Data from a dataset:
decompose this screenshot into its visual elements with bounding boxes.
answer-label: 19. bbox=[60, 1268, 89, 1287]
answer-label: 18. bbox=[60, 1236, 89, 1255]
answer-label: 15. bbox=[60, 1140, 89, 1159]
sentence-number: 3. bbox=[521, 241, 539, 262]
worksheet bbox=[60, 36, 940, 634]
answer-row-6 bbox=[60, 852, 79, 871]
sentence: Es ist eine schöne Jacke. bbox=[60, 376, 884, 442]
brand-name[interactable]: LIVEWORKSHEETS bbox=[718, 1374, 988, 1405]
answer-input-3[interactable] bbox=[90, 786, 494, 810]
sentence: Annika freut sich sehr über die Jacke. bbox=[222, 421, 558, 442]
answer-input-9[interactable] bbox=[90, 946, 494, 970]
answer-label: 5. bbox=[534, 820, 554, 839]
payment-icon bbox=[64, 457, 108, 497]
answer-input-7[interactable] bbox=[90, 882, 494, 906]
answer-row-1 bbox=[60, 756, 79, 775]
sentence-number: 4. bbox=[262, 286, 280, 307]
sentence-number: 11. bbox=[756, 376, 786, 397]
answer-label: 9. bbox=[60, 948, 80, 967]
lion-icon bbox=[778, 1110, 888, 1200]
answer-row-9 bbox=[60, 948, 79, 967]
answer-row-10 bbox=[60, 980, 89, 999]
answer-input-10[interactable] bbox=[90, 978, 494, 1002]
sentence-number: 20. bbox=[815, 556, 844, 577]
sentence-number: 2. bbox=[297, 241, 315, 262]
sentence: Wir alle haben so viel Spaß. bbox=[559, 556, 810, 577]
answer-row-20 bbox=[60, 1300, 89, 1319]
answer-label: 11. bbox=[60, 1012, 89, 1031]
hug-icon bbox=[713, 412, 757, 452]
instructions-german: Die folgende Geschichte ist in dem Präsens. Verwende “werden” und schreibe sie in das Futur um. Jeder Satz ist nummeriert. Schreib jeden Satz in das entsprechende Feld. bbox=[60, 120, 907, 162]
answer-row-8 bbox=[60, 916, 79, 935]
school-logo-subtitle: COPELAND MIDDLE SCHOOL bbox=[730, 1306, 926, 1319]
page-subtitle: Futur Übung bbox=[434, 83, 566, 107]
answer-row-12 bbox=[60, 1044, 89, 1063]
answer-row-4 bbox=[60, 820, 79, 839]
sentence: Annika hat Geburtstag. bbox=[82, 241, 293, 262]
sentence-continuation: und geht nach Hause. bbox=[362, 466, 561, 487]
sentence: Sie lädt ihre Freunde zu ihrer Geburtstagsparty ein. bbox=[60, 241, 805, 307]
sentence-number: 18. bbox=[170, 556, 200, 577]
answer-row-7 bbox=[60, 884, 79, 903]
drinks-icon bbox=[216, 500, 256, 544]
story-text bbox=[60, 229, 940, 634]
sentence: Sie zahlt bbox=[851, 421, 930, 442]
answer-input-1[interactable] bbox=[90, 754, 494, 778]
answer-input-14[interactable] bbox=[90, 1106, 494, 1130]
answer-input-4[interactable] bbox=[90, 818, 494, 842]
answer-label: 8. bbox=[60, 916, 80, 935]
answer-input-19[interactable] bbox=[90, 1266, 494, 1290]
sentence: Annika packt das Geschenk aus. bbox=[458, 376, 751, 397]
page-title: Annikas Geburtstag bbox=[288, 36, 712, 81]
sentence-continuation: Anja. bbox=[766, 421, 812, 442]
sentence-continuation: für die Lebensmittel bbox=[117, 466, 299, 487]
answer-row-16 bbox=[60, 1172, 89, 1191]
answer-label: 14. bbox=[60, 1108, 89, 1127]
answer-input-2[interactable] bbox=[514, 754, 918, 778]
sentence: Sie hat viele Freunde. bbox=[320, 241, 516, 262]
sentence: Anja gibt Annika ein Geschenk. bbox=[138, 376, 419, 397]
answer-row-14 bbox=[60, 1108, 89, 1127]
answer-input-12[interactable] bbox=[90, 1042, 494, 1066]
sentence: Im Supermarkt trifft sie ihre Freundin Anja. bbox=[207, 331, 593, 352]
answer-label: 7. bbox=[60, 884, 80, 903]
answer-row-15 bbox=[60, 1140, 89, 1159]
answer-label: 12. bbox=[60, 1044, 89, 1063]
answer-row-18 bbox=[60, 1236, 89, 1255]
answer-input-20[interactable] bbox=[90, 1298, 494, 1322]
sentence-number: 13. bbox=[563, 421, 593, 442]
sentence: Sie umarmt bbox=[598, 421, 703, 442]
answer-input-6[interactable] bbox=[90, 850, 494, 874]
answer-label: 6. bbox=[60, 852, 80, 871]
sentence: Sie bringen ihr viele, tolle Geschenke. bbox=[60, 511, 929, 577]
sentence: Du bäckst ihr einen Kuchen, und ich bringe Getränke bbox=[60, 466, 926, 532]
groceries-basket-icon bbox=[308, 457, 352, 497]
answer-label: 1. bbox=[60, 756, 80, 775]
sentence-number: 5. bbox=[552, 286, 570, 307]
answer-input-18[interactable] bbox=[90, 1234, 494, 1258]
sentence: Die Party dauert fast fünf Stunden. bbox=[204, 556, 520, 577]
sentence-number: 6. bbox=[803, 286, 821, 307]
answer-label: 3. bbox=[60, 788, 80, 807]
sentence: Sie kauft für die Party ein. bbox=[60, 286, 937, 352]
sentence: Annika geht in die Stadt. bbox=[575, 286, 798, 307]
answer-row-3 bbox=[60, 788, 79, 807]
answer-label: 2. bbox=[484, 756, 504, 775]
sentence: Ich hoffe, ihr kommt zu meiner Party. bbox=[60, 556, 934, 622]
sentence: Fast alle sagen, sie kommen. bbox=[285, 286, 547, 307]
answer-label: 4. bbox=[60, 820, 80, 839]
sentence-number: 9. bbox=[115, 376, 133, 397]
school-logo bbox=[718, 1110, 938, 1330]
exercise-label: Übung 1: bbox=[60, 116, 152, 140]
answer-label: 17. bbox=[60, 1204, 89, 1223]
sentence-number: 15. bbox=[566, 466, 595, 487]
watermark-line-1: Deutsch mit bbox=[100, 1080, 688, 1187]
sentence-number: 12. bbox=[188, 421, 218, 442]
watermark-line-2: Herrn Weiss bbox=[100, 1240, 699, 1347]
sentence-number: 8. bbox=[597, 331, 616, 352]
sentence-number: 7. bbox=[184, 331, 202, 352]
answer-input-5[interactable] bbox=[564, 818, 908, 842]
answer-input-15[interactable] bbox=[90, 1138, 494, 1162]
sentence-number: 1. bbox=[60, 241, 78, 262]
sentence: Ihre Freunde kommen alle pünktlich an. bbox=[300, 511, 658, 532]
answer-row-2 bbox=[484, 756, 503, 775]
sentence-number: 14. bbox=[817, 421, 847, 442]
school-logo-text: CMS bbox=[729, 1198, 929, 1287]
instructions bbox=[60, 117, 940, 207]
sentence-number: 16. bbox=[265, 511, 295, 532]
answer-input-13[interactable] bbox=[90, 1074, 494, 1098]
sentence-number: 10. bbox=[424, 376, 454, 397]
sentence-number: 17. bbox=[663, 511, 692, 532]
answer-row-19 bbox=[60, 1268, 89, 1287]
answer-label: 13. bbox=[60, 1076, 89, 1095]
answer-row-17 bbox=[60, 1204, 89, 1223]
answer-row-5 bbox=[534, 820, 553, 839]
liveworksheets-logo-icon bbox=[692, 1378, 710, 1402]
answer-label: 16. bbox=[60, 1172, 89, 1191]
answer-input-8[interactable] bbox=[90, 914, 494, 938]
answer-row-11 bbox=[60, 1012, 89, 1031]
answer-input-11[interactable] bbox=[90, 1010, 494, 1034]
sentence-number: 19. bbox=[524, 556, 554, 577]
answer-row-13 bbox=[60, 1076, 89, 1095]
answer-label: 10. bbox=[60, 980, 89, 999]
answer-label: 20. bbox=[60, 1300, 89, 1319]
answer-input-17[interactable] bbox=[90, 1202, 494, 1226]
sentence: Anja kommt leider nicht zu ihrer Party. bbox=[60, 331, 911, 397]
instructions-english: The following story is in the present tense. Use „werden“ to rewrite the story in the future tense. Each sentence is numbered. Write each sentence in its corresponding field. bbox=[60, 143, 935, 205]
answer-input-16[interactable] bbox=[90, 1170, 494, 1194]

Exercise directions
Reproduce word for word everything from the start of the data down to and including the line that contains "answer-input-9[interactable] bbox=[90, 946, 494, 970]".

Output of the task
decompose this screenshot into its visual elements with bounding boxes.
answer-label: 19. bbox=[60, 1268, 89, 1287]
answer-label: 18. bbox=[60, 1236, 89, 1255]
answer-label: 15. bbox=[60, 1140, 89, 1159]
sentence-number: 3. bbox=[521, 241, 539, 262]
worksheet bbox=[60, 36, 940, 634]
answer-row-6 bbox=[60, 852, 79, 871]
sentence: Es ist eine schöne Jacke. bbox=[60, 376, 884, 442]
brand-name[interactable]: LIVEWORKSHEETS bbox=[718, 1374, 988, 1405]
answer-input-3[interactable] bbox=[90, 786, 494, 810]
sentence: Annika freut sich sehr über die Jacke. bbox=[222, 421, 558, 442]
answer-input-9[interactable] bbox=[90, 946, 494, 970]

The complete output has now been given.